/---

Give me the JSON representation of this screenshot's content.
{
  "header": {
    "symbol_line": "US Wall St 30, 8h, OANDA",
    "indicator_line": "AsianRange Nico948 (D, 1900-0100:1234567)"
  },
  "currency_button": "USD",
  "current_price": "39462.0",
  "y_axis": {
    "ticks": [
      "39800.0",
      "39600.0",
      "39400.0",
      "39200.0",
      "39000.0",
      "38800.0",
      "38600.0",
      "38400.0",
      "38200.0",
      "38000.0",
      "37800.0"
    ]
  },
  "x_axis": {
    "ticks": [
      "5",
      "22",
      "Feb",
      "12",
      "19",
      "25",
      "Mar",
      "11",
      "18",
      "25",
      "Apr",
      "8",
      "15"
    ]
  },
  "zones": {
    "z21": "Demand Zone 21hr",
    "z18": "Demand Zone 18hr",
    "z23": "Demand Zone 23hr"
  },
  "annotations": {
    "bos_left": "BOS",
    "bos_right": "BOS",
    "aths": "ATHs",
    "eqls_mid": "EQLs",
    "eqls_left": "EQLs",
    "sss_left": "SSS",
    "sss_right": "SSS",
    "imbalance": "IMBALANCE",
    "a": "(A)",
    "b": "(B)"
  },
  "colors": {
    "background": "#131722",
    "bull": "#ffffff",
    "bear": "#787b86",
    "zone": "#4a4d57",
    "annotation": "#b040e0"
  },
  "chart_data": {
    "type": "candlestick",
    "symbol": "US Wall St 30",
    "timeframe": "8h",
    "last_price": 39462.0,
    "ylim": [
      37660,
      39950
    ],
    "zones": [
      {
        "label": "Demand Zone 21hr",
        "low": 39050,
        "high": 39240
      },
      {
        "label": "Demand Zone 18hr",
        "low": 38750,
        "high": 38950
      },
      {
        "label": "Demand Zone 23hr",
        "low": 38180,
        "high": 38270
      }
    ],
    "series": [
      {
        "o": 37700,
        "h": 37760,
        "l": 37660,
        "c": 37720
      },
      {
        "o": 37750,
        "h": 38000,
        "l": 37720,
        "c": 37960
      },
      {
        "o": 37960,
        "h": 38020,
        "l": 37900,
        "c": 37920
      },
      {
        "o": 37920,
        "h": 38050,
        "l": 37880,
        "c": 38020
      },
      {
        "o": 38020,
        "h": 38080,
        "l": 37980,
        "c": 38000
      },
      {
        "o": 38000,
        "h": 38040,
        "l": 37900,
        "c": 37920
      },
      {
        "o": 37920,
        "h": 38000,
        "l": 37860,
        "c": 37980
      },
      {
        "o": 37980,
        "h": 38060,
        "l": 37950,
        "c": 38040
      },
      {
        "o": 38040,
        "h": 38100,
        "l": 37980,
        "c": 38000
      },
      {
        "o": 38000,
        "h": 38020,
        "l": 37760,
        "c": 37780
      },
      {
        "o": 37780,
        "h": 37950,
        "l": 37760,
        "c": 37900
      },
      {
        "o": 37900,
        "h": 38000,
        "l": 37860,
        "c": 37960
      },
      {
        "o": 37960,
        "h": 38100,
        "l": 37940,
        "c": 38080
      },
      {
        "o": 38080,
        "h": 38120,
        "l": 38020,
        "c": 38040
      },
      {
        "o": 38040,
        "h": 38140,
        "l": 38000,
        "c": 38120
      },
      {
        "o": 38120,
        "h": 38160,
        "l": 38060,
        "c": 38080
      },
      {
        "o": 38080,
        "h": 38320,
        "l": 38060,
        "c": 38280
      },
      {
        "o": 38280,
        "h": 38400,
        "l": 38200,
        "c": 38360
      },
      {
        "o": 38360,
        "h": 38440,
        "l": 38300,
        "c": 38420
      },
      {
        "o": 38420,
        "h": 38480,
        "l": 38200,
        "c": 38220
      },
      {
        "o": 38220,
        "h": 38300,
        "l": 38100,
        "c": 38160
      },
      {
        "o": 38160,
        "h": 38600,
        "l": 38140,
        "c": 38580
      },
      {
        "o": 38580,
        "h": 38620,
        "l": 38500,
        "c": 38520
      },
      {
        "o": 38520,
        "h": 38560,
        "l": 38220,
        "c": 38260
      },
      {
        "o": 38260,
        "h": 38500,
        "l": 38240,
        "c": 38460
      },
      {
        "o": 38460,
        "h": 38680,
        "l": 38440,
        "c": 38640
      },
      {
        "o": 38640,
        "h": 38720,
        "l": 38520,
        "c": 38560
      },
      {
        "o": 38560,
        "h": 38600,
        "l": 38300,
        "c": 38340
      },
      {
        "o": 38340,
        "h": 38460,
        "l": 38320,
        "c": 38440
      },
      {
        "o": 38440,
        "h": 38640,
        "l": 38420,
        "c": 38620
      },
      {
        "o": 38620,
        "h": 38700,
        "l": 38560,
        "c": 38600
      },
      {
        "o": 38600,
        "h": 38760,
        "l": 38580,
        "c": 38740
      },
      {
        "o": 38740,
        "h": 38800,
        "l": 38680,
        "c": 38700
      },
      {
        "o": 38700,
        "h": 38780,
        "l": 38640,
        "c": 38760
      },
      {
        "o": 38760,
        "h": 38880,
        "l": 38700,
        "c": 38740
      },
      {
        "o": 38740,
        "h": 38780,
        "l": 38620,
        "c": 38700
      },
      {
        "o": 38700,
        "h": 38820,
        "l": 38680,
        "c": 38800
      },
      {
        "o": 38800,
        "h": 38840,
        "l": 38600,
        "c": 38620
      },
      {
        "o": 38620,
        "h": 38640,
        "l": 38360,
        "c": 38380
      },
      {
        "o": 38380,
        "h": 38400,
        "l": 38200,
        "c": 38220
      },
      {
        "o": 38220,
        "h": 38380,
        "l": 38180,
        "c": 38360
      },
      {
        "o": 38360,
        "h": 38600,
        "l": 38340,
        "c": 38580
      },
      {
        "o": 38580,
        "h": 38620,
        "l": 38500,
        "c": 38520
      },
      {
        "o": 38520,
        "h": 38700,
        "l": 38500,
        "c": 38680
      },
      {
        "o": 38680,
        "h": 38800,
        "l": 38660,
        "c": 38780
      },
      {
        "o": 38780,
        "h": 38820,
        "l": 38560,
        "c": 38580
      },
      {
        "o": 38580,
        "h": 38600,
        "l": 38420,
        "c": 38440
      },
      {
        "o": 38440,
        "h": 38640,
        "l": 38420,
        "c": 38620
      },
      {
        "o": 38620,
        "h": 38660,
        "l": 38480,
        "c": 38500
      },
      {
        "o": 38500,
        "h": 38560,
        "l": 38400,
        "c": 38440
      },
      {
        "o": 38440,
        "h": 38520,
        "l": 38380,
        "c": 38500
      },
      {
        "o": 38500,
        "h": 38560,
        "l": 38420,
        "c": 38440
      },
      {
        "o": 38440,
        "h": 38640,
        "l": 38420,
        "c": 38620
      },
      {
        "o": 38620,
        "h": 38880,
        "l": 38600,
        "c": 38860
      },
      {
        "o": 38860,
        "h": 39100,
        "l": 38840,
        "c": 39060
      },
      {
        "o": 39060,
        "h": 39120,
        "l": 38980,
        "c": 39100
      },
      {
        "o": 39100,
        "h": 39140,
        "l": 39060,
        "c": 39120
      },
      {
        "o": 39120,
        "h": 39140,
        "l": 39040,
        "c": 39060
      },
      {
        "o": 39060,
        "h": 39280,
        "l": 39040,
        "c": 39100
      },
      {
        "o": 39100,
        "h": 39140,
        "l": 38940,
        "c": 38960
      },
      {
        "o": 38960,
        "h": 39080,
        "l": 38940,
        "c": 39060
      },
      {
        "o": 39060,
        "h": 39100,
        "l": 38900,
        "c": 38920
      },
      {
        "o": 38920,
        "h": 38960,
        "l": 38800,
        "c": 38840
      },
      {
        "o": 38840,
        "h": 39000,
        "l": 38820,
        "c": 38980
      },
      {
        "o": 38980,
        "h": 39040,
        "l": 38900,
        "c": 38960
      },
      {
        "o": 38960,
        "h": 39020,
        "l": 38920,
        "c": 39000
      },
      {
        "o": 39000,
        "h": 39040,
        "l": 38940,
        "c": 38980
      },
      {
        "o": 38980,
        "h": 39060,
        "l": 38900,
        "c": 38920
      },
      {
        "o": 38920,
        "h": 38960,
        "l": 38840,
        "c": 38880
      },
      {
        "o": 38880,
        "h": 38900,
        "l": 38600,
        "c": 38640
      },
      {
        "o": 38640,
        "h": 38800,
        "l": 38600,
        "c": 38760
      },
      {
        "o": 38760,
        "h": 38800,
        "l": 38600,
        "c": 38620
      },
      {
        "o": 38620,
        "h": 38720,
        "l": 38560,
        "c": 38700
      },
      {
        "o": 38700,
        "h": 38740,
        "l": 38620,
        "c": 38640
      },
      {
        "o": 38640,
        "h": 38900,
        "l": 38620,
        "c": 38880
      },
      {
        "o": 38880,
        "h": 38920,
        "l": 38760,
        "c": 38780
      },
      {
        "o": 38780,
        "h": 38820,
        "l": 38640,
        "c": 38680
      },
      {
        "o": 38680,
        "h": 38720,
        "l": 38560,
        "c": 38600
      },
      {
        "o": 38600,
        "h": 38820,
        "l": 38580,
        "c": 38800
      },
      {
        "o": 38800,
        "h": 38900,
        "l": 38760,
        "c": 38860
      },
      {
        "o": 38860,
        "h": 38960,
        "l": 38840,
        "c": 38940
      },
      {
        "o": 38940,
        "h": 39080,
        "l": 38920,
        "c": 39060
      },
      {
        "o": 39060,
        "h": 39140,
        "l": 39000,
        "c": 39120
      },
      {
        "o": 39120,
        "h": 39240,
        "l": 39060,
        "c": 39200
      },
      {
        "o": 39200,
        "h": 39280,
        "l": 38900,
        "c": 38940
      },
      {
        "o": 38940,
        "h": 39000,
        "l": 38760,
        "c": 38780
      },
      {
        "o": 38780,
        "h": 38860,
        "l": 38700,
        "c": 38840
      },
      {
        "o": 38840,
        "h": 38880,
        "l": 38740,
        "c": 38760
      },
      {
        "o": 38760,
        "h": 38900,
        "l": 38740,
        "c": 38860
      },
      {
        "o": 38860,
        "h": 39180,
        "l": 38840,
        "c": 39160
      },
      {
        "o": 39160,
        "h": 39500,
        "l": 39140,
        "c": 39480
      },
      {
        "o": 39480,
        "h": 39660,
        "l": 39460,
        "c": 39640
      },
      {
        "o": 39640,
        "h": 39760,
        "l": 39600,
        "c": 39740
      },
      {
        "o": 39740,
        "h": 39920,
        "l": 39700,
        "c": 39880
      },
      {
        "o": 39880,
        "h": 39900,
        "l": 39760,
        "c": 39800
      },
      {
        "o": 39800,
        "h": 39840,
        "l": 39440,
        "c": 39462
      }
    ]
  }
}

\---

- INSTRUCTIONS TO FOLLOW -
Whichever lines contain the string "Wall", select and copy them.

- RESULT OF THE EXERCISE -
    "symbol_line": "US Wall St 30, 8h, OANDA",
    "symbol": "US Wall St 30",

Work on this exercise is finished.